**Goal**
Locate the string "grid" in the records below. Copy every line where it occurs.

━━━━━━━━━━━━━━━━

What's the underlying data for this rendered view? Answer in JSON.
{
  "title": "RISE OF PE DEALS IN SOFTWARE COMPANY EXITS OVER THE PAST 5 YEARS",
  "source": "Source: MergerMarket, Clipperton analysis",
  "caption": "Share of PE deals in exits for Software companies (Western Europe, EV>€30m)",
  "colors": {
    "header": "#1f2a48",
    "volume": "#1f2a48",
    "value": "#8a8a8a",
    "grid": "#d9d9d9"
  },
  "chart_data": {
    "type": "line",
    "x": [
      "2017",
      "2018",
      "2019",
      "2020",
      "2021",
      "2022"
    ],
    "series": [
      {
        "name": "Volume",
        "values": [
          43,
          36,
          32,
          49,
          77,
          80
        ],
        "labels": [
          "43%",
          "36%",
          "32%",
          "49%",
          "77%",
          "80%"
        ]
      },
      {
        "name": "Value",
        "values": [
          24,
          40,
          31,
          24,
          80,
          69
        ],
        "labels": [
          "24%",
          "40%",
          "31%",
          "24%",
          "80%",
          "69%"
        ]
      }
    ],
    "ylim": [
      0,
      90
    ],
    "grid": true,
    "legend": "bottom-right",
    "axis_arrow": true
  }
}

━━━━━━━━━━━━━━━━

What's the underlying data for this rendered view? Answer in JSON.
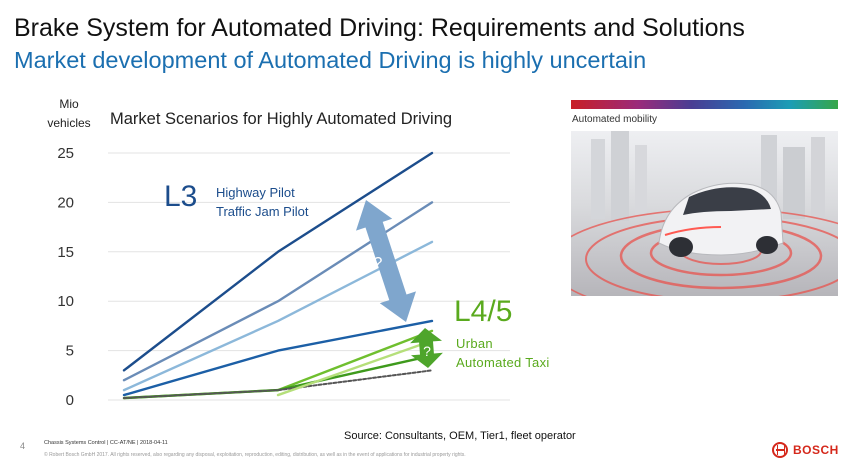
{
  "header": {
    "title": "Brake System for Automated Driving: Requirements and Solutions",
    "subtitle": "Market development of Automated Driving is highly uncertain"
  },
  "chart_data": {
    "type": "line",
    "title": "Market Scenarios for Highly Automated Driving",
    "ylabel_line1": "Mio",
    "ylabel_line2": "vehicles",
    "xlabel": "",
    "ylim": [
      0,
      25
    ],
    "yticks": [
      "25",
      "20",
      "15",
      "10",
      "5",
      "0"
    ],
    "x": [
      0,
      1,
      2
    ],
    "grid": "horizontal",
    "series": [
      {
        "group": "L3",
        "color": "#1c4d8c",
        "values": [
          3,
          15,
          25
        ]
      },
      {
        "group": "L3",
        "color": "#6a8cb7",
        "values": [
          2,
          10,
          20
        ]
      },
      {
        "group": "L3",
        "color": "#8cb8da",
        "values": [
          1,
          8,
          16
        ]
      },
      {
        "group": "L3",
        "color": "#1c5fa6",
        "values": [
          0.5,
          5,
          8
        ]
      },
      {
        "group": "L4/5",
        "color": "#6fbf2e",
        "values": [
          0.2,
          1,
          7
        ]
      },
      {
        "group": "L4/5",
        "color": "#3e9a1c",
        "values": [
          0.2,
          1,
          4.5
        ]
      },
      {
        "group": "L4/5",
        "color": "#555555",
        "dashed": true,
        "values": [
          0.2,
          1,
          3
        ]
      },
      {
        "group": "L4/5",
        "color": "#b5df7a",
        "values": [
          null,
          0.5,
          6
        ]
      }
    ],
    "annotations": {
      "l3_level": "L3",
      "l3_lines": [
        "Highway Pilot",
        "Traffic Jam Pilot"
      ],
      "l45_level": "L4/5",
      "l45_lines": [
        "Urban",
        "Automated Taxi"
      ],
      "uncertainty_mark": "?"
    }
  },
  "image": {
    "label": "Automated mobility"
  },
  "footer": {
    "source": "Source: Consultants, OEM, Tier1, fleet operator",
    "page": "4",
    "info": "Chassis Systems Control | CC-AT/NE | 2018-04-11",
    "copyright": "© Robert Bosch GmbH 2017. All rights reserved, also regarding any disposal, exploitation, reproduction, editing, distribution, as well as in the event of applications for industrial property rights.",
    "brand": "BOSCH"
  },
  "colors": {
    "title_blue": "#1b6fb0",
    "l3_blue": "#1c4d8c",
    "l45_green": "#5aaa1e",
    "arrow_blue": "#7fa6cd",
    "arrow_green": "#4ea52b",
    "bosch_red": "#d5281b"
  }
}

━━━━━━━━━━━━━━━━

**Task result**
    "grid": "#d9d9d9"
    "grid": true,
    "grid": "horizontal",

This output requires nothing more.